__WHAT NEEDS TO BE DONE__
Quote every line below exactly as it reads.

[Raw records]
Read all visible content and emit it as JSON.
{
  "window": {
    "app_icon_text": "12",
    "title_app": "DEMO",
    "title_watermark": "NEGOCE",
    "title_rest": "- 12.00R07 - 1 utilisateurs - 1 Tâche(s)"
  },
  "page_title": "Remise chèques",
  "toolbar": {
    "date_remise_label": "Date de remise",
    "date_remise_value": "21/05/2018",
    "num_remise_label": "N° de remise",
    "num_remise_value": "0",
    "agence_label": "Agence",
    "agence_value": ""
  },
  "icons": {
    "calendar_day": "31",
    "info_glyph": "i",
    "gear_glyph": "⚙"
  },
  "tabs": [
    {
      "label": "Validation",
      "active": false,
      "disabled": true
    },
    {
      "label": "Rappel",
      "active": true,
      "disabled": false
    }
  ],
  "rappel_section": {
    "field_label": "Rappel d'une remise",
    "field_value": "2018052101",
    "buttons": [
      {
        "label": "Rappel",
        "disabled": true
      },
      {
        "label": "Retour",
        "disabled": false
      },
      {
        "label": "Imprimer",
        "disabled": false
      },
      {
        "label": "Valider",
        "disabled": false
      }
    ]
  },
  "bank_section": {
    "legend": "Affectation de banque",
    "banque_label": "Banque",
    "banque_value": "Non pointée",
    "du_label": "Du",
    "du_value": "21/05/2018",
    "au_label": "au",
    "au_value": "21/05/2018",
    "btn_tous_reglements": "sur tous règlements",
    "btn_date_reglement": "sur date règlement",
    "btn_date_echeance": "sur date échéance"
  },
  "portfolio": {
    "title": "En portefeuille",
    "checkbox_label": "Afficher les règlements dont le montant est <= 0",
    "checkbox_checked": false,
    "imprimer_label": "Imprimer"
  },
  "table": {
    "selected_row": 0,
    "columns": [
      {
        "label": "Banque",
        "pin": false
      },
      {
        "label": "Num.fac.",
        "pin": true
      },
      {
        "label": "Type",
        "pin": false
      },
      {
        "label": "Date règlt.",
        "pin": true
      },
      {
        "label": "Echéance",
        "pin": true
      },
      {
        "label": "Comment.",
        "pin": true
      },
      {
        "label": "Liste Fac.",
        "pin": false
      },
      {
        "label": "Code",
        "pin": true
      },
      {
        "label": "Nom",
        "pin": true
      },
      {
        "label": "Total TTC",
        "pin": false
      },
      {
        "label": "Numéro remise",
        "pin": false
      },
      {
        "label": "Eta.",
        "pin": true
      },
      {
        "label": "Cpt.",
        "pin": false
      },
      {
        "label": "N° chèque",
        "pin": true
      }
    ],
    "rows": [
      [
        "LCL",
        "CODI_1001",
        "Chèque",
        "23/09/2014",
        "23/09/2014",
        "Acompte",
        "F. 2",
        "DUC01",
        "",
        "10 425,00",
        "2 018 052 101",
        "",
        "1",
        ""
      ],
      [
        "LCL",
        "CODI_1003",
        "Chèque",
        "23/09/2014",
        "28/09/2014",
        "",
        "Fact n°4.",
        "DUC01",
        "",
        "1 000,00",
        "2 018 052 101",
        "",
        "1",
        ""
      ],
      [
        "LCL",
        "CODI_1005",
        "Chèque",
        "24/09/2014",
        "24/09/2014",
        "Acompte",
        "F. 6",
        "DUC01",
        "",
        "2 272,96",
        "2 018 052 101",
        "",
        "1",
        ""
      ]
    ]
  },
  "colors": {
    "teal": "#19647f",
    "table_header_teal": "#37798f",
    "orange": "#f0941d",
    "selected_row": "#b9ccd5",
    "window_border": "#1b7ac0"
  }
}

__SOLUTION TO THE PROBLEM__
Read all visible content and emit it as JSON.
{
  "window": {
    "app_icon_text": "12",
    "title_app": "DEMO",
    "title_watermark": "NEGOCE",
    "title_rest": "- 12.00R07 - 1 utilisateurs - 1 Tâche(s)"
  },
  "page_title": "Remise chèques",
  "toolbar": {
    "date_remise_label": "Date de remise",
    "date_remise_value": "21/05/2018",
    "num_remise_label": "N° de remise",
    "num_remise_value": "0",
    "agence_label": "Agence",
    "agence_value": ""
  },
  "icons": {
    "calendar_day": "31",
    "info_glyph": "i",
    "gear_glyph": "⚙"
  },
  "tabs": [
    {
      "label": "Validation",
      "active": false,
      "disabled": true
    },
    {
      "label": "Rappel",
      "active": true,
      "disabled": false
    }
  ],
  "rappel_section": {
    "field_label": "Rappel d'une remise",
    "field_value": "2018052101",
    "buttons": [
      {
        "label": "Rappel",
        "disabled": true
      },
      {
        "label": "Retour",
        "disabled": false
      },
      {
        "label": "Imprimer",
        "disabled": false
      },
      {
        "label": "Valider",
        "disabled": false
      }
    ]
  },
  "bank_section": {
    "legend": "Affectation de banque",
    "banque_label": "Banque",
    "banque_value": "Non pointée",
    "du_label": "Du",
    "du_value": "21/05/2018",
    "au_label": "au",
    "au_value": "21/05/2018",
    "btn_tous_reglements": "sur tous règlements",
    "btn_date_reglement": "sur date règlement",
    "btn_date_echeance": "sur date échéance"
  },
  "portfolio": {
    "title": "En portefeuille",
    "checkbox_label": "Afficher les règlements dont le montant est <= 0",
    "checkbox_checked": false,
    "imprimer_label": "Imprimer"
  },
  "table": {
    "selected_row": 0,
    "columns": [
      {
        "label": "Banque",
        "pin": false
      },
      {
        "label": "Num.fac.",
        "pin": true
      },
      {
        "label": "Type",
        "pin": false
      },
      {
        "label": "Date règlt.",
        "pin": true
      },
      {
        "label": "Echéance",
        "pin": true
      },
      {
        "label": "Comment.",
        "pin": true
      },
      {
        "label": "Liste Fac.",
        "pin": false
      },
      {
        "label": "Code",
        "pin": true
      },
      {
        "label": "Nom",
        "pin": true
      },
      {
        "label": "Total TTC",
        "pin": false
      },
      {
        "label": "Numéro remise",
        "pin": false
      },
      {
        "label": "Eta.",
        "pin": true
      },
      {
        "label": "Cpt.",
        "pin": false
      },
      {
        "label": "N° chèque",
        "pin": true
      }
    ],
    "rows": [
      [
        "LCL",
        "CODI_1001",
        "Chèque",
        "23/09/2014",
        "23/09/2014",
        "Acompte",
        "F. 2",
        "DUC01",
        "",
        "10 425,00",
        "2 018 052 101",
        "",
        "1",
        ""
      ],
      [
        "LCL",
        "CODI_1003",
        "Chèque",
        "23/09/2014",
        "28/09/2014",
        "",
        "Fact n°4.",
        "DUC01",
        "",
        "1 000,00",
        "2 018 052 101",
        "",
        "1",
        ""
      ],
      [
        "LCL",
        "CODI_1005",
        "Chèque",
        "24/09/2014",
        "24/09/2014",
        "Acompte",
        "F. 6",
        "DUC01",
        "",
        "2 272,96",
        "2 018 052 101",
        "",
        "1",
        ""
      ]
    ]
  },
  "colors": {
    "teal": "#19647f",
    "table_header_teal": "#37798f",
    "orange": "#f0941d",
    "selected_row": "#b9ccd5",
    "window_border": "#1b7ac0"
  }
}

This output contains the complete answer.